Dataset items

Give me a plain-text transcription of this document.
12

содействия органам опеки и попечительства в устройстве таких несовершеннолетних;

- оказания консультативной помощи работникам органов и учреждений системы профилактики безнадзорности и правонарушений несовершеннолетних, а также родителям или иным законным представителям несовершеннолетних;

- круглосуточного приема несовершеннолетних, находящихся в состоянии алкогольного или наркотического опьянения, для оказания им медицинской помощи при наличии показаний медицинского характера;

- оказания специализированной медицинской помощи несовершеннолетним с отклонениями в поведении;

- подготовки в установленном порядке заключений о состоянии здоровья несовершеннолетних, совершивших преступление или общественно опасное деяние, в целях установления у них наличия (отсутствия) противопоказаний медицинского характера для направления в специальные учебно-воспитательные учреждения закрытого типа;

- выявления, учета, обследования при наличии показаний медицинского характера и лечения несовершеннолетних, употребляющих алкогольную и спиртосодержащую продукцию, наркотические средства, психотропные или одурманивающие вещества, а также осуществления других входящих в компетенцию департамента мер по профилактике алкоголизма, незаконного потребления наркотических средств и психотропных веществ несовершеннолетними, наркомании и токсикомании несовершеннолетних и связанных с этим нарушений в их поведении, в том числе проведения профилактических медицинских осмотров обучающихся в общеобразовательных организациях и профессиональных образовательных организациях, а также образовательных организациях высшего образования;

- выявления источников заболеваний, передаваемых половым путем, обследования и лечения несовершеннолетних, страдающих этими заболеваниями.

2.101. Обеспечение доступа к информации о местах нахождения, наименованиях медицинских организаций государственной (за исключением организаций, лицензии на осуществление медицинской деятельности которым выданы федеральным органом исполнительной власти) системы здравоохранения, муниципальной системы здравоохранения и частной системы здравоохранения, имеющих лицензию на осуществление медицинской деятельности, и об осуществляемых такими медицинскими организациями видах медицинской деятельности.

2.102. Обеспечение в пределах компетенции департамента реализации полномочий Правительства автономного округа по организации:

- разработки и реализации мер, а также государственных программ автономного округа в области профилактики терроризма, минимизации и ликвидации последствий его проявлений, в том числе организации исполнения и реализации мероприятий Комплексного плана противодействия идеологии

## WHAT YOU WILL DO:
Transcribe all lines as written.

## CORRECT RESULT:
Give me a plain-text transcription of this document.
12

содействия органам опеки и попечительства в устройстве таких несовершеннолетних;

- оказания консультативной помощи работникам органов и учреждений системы профилактики безнадзорности и правонарушений несовершеннолетних, а также родителям или иным законным представителям несовершеннолетних;

- круглосуточного приема несовершеннолетних, находящихся в состоянии алкогольного или наркотического опьянения, для оказания им медицинской помощи при наличии показаний медицинского характера;

- оказания специализированной медицинской помощи несовершеннолетним с отклонениями в поведении;

- подготовки в установленном порядке заключений о состоянии здоровья несовершеннолетних, совершивших преступление или общественно опасное деяние, в целях установления у них наличия (отсутствия) противопоказаний медицинского характера для направления в специальные учебно-воспитательные учреждения закрытого типа;

- выявления, учета, обследования при наличии показаний медицинского характера и лечения несовершеннолетних, употребляющих алкогольную и спиртосодержащую продукцию, наркотические средства, психотропные или одурманивающие вещества, а также осуществления других входящих в компетенцию департамента мер по профилактике алкоголизма, незаконного потребления наркотических средств и психотропных веществ несовершеннолетними, наркомании и токсикомании несовершеннолетних и связанных с этим нарушений в их поведении, в том числе проведения профилактических медицинских осмотров обучающихся в общеобразовательных организациях и профессиональных образовательных организациях, а также образовательных организациях высшего образования;

- выявления источников заболеваний, передаваемых половым путем, обследования и лечения несовершеннолетних, страдающих этими заболеваниями.

2.101. Обеспечение доступа к информации о местах нахождения, наименованиях медицинских организаций государственной (за исключением организаций, лицензии на осуществление медицинской деятельности которым выданы федеральным органом исполнительной власти) системы здравоохранения, муниципальной системы здравоохранения и частной системы здравоохранения, имеющих лицензию на осуществление медицинской деятельности, и об осуществляемых такими медицинскими организациями видах медицинской деятельности.

2.102. Обеспечение в пределах компетенции департамента реализации полномочий Правительства автономного округа по организации:

- разработки и реализации мер, а также государственных программ автономного округа в области профилактики терроризма, минимизации и ликвидации последствий его проявлений, в том числе организации исполнения и реализации мероприятий Комплексного плана противодействия идеологии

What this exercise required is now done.